(Rows from a figure dataset)

▼

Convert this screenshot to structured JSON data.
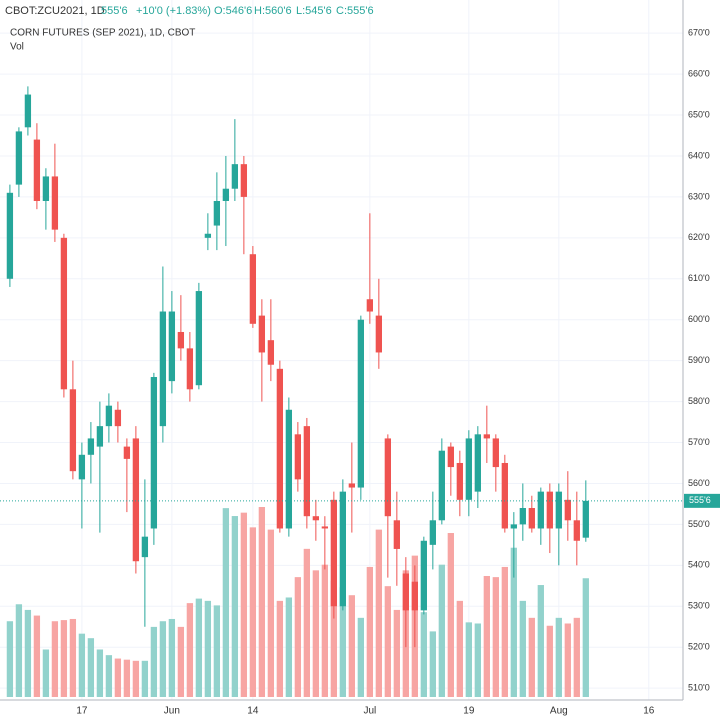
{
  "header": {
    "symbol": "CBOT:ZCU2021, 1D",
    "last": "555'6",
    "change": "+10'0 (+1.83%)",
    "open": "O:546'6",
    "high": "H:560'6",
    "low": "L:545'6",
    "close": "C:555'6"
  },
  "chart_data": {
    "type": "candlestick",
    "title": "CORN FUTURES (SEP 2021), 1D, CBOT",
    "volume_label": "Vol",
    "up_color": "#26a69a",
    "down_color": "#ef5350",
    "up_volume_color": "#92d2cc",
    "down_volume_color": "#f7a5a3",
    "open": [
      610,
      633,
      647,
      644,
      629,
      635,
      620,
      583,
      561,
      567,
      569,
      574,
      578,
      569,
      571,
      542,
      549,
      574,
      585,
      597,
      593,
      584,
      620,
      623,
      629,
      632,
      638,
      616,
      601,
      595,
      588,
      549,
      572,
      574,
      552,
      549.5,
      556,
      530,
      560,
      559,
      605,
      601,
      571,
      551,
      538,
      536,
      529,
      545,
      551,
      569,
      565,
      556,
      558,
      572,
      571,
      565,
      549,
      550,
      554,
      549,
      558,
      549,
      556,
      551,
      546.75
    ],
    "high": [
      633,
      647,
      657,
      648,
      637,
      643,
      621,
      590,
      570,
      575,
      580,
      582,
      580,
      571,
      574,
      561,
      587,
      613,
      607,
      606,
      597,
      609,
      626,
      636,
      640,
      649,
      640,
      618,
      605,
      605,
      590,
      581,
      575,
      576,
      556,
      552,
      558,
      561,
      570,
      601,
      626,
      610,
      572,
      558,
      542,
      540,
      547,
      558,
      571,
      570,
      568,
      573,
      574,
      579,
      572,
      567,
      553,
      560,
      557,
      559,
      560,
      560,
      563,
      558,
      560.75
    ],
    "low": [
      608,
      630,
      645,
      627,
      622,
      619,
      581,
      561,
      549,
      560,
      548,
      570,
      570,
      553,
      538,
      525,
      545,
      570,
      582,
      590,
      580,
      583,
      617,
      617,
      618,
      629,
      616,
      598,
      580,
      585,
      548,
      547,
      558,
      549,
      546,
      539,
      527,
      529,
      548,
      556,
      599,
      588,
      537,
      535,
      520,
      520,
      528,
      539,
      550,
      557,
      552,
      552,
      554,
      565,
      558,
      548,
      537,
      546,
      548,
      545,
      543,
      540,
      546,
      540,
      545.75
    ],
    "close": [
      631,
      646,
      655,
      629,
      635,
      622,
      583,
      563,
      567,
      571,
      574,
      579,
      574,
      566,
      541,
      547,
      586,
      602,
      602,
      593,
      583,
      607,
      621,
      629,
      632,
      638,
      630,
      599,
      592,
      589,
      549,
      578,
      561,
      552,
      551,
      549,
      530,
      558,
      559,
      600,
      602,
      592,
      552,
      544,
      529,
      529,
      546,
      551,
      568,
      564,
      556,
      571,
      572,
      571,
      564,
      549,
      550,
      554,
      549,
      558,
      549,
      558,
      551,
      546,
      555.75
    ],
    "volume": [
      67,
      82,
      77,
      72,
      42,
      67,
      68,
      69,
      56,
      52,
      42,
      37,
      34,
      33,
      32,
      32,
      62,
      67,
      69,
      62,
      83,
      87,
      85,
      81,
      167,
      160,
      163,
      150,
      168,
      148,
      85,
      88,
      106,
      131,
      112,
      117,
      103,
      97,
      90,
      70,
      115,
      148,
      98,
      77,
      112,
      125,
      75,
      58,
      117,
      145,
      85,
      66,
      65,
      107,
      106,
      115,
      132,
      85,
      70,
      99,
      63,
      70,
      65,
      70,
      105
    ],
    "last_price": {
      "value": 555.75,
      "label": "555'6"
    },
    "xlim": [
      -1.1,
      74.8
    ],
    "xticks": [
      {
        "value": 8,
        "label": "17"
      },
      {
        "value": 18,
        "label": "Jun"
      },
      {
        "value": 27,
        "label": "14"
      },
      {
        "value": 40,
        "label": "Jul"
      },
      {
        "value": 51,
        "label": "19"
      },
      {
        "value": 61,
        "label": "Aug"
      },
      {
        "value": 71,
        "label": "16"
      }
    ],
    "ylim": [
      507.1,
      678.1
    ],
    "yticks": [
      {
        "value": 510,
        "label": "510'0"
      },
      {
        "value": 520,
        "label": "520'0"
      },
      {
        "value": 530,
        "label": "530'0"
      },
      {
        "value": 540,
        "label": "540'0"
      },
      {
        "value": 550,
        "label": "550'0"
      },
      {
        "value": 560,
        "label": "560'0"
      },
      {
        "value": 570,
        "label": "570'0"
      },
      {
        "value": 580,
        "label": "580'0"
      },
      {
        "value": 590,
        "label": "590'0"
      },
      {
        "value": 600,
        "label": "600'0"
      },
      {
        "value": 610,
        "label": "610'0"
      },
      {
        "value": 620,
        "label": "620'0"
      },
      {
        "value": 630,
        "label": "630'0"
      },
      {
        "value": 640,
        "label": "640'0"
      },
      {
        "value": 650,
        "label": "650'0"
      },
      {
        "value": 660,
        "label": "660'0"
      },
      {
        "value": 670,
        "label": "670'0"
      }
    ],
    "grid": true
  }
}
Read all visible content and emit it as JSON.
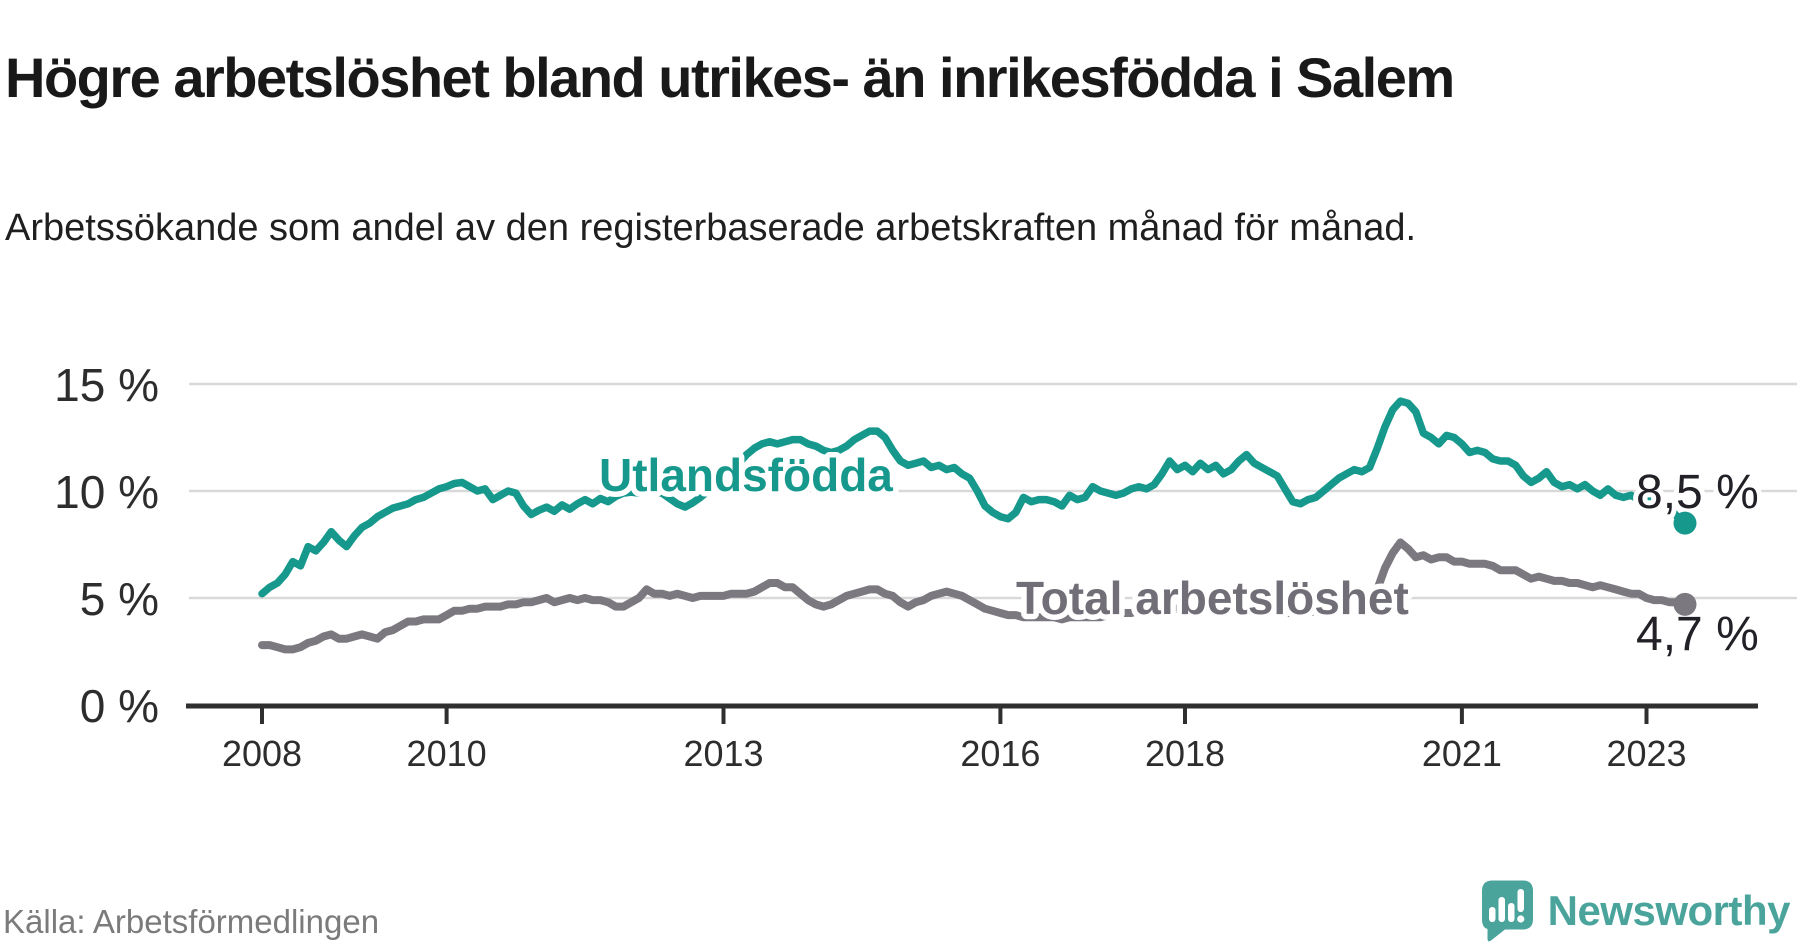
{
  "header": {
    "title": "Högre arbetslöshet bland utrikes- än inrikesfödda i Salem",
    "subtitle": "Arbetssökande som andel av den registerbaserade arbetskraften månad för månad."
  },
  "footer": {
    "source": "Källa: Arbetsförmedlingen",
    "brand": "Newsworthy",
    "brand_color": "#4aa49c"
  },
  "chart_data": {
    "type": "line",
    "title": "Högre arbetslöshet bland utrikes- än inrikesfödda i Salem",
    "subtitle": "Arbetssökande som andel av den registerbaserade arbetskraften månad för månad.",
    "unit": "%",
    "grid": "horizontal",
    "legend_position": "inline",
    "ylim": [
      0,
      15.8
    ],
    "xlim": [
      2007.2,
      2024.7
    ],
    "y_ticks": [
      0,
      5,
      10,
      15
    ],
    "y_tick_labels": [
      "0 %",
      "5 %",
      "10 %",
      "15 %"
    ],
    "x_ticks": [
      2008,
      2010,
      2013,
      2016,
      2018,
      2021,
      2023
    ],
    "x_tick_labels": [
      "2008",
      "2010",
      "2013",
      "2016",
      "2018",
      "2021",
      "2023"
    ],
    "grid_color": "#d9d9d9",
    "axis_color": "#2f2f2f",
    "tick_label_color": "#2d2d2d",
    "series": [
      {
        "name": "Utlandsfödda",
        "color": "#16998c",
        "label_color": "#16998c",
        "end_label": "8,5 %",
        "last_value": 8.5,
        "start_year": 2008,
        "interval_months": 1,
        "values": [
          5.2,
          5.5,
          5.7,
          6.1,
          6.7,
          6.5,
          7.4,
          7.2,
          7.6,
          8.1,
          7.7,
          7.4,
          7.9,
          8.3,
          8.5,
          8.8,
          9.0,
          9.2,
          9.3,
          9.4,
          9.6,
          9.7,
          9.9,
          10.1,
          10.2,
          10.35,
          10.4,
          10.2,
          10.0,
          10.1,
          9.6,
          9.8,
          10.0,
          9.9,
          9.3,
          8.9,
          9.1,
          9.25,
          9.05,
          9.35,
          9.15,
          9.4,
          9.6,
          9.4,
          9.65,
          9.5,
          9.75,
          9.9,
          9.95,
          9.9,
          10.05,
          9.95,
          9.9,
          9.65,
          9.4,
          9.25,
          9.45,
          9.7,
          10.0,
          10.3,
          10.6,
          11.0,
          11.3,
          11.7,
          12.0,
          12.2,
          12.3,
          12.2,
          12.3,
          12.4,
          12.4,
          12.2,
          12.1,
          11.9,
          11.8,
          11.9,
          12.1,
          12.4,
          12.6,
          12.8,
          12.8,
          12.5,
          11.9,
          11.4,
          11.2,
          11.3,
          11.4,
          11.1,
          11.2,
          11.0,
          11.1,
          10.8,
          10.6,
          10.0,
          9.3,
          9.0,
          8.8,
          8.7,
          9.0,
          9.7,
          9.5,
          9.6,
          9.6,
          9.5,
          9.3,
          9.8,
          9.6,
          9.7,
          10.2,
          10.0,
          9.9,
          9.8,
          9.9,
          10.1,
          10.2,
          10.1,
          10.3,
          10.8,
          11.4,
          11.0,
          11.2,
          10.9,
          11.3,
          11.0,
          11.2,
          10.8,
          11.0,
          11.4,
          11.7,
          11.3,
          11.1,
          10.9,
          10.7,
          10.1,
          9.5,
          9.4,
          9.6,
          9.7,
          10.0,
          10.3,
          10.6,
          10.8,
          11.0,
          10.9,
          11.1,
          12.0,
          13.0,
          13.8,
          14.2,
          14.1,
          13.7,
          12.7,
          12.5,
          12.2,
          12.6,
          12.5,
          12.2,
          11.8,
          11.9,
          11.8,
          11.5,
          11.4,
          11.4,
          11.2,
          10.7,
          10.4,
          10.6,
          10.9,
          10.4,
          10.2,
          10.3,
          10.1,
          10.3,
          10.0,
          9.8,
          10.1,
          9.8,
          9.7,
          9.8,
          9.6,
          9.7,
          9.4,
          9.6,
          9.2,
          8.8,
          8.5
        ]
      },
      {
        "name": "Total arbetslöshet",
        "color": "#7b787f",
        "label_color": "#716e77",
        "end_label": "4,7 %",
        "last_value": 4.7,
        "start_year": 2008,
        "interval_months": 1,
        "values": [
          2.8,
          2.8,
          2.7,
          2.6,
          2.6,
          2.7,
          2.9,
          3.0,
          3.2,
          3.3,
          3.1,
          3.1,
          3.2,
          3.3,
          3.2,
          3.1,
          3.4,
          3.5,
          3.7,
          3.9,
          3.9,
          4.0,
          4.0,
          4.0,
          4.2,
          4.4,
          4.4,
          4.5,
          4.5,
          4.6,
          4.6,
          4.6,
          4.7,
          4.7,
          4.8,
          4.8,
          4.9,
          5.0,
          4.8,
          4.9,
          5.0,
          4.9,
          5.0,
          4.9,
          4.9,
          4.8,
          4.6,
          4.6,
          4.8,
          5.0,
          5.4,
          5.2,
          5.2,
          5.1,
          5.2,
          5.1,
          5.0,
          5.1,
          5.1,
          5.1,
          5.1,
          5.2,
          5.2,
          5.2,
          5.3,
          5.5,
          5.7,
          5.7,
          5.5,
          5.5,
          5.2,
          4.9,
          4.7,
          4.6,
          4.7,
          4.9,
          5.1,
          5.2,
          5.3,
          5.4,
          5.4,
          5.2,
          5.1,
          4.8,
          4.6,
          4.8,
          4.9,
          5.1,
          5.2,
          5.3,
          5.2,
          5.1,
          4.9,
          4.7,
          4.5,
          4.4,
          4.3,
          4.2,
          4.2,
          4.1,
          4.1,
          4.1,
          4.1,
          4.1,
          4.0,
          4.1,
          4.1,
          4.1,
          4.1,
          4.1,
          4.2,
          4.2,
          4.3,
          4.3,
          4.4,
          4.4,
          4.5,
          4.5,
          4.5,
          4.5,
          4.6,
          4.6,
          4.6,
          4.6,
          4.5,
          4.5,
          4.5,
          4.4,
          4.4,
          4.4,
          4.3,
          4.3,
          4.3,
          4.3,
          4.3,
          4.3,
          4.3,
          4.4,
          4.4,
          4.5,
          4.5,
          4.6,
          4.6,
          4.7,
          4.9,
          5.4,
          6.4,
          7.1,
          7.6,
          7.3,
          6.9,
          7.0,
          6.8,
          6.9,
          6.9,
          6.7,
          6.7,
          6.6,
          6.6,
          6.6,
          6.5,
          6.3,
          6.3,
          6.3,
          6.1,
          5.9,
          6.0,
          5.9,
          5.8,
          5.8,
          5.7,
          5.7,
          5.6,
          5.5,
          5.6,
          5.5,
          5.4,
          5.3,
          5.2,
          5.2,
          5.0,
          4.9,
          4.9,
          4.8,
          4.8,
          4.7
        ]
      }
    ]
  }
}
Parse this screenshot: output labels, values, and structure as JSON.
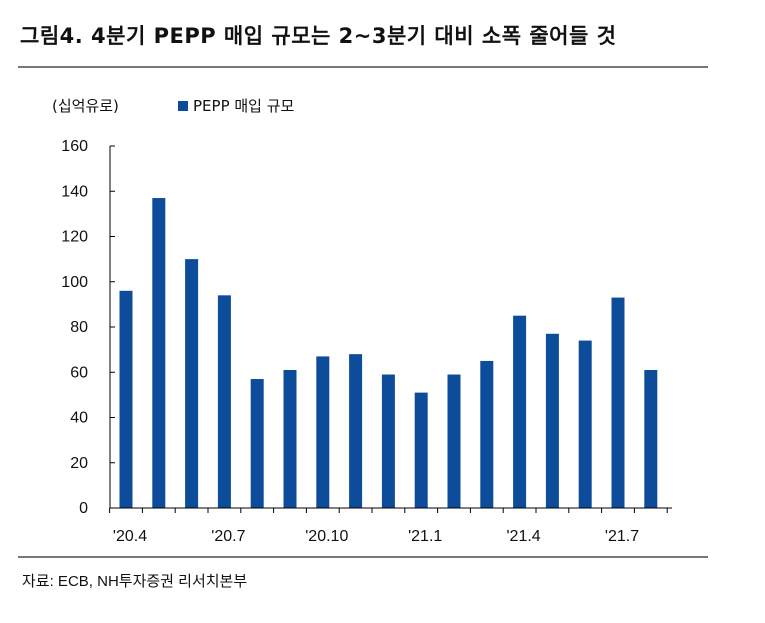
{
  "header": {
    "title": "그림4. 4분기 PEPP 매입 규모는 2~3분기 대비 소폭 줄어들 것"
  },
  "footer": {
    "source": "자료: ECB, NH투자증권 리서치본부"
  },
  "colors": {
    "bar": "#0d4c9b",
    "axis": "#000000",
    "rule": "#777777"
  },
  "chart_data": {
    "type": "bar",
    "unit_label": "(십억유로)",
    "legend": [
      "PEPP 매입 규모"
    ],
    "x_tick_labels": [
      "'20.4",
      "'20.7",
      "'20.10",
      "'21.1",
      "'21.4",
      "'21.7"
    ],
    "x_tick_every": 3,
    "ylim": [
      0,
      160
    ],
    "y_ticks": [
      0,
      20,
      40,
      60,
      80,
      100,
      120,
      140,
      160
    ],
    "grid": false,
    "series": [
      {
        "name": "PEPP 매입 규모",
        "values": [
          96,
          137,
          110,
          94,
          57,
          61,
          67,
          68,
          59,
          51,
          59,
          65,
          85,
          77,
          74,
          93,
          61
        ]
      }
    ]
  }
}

▲

**The exercise:** Scan the entries above and work out how many lines include the word "type"; the reply is that number alone.

**Final result:** 3